Written instruction »
Your task is to copy the lines from the line containing "Output the text content of this document." through the end of the listing below, both included, without any pictures.

(Saved entries)
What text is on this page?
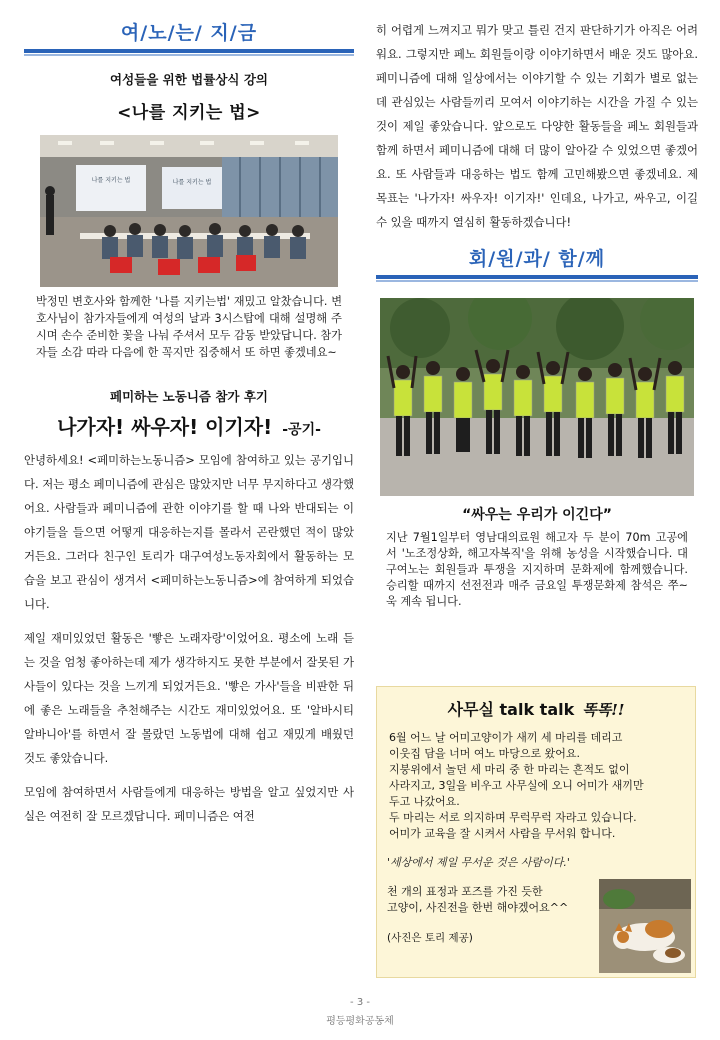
여/노/는/ 지/금
여성들을 위한 법률상식 강의
<나를 지키는 법>
나를 지키는 법	나를 지키는 법
박정민 변호사와 함께한 '나를 지키는법' 재밌고 알찼습니다. 변호사님이 참가자들에게 여성의 날과 3시스탑에 대해 설명해 주시며 손수 준비한 꽃을 나눠 주셔서 모두 감동 받았답니다. 참가자들 소감 따라 다음에 한 꼭지만 집중해서 또 하면 좋겠네요~
페미하는 노동니즘 참가 후기
나가자! 싸우자! 이기자! -공기-

안녕하세요! <페미하는노동니즘> 모임에 참여하고 있는 공기입니다. 저는 평소 페미니즘에 관심은 많았지만 너무 무지하다고 생각했어요. 사람들과 페미니즘에 관한 이야기를 할 때 나와 반대되는 이야기들을 들으면 어떻게 대응하는지를 몰라서 곤란했던 적이 많았거든요. 그러다 친구인 토리가 대구여성노동자회에서 활동하는 모습을 보고 관심이 생겨서 <페미하는노동니즘>에 참여하게 되었습니다.

제일 재미있었던 활동은 '빻은 노래자랑'이었어요. 평소에 노래 듣는 것을 엄청 좋아하는데 제가 생각하지도 못한 부분에서 잘못된 가사들이 있다는 것을 느끼게 되었거든요. '빻은 가사'들을 비판한 뒤에 좋은 노래들을 추천해주는 시간도 재미있었어요. 또 '알바시티 알바니아'를 하면서 잘 몰랐던 노동법에 대해 쉽고 재밌게 배웠던 것도 좋았습니다.

모임에 참여하면서 사람들에게 대응하는 방법을 알고 싶었지만 사실은 여전히 잘 모르겠답니다. 페미니즘은 여전

히 어렵게 느껴지고 뭐가 맞고 틀린 건지 판단하기가 아직은 어려워요. 그렇지만 페노 회원들이랑 이야기하면서 배운 것도 많아요. 페미니즘에 대해 일상에서는 이야기할 수 있는 기회가 별로 없는데 관심있는 사람들끼리 모여서 이야기하는 시간을 가질 수 있는 것이 제일 좋았습니다. 앞으로도 다양한 활동들을 페노 회원들과 함께 하면서 페미니즘에 대해 더 많이 알아갈 수 있었으면 좋겠어요. 또 사람들과 대응하는 법도 함께 고민해봤으면 좋겠네요. 제 목표는 '나가자! 싸우자! 이기자!' 인데요, 나가고, 싸우고, 이길 수 있을 때까지 열심히 활동하겠습니다!

회/원/과/ 함/께
“싸우는 우리가 이긴다”
지난 7월1일부터 영남대의료원 해고자 두 분이 70m 고공에서 '노조정상화, 해고자복직'을 위해 농성을 시작했습니다. 대구여노는 회원들과 투쟁을 지지하며 문화제에 함께했습니다. 승리할 때까지 선전전과 매주 금요일 투쟁문화제 참석은 쭈~욱 계속 됩니다.
사무실 talk talk 똑똑!!
6월 어느 날 어미고양이가 새끼 세 마리를 데리고
이웃집 담을 너머 여노 마당으로 왔어요.
지붕위에서 놀던 세 마리 중 한 마리는 흔적도 없이
사라지고, 3일을 비우고 사무실에 오니 어미가 새끼만
두고 나갔어요.
두 마리는 서로 의지하며 무럭무럭 자라고 있습니다.
어미가 교육을 잘 시켜서 사람을 무서워 합니다.
'세상에서 제일 무서운 것은 사람이다.'
천 개의 표정과 포즈를 가진 듯한
고양이, 사진전을 한번 해야겠어요^^
(사진은 토리 제공)
- 3 -
평등평화공동체
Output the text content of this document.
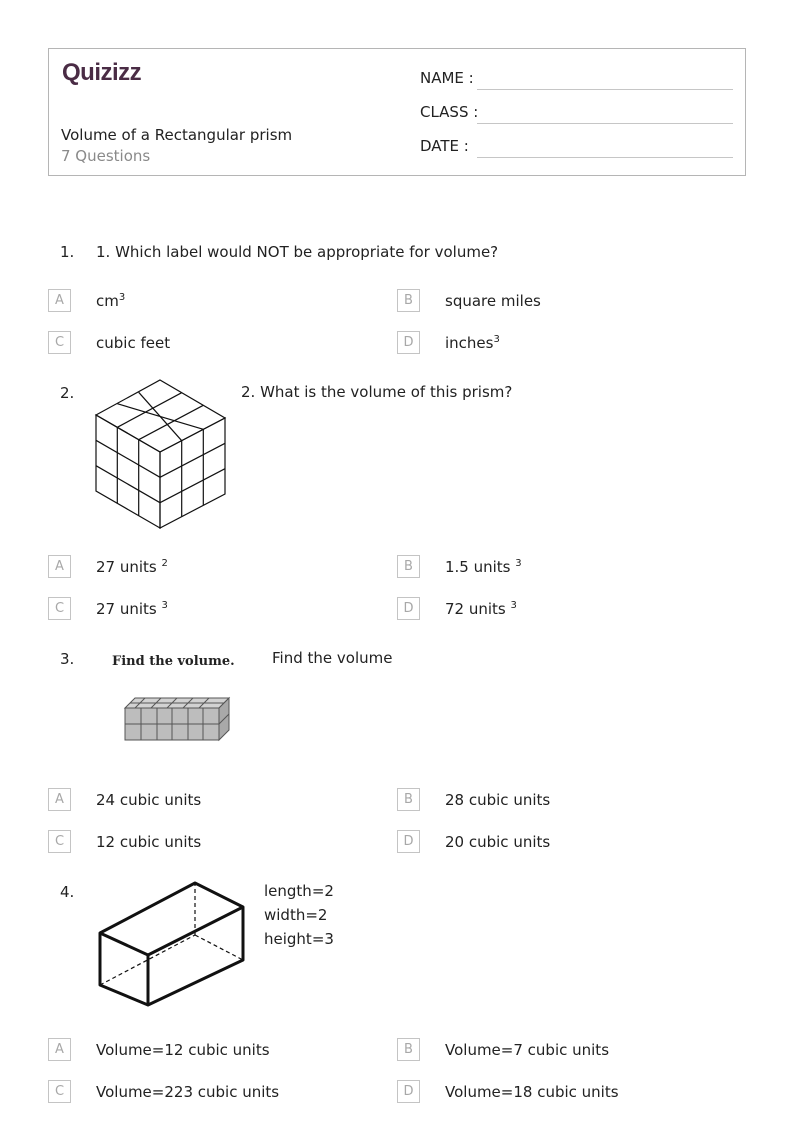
Quizizz
Volume of a Rectangular prism
7 Questions
NAME :
CLASS :
DATE :
1. 1. Which label would NOT be appropriate for volume?
A	$cm^3$	B	square miles
C	cubic feet	D	inches$^3$
2.	2. What is the volume of this prism?
A	27 units $^2$	B	1.5 units $^3$
C	27 units $^3$	D	72 units $^3$
3.	Find the volume. Find the volume
A	24 cubic units	B	28 cubic units
C	12 cubic units	D	20 cubic units
4.	length=2
width=2
height=3
A	Volume=12 cubic units	B	Volume=7 cubic units
C	Volume=223 cubic units	D	Volume=18 cubic units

Finished task »
Output the text content of this document.
Quizizz
Volume of a Rectangular prism
7 Questions
NAME :
CLASS :
DATE :
1. 1. Which label would NOT be appropriate for volume?
A	$cm^3$	B	square miles
C	cubic feet	D	inches$^3$
2.	2. What is the volume of this prism?
A	27 units $^2$	B	1.5 units $^3$
C	27 units $^3$	D	72 units $^3$
3.	Find the volume. Find the volume
A	24 cubic units	B	28 cubic units
C	12 cubic units	D	20 cubic units
4.	length=2
width=2
height=3
A	Volume=12 cubic units	B	Volume=7 cubic units
C	Volume=223 cubic units	D	Volume=18 cubic units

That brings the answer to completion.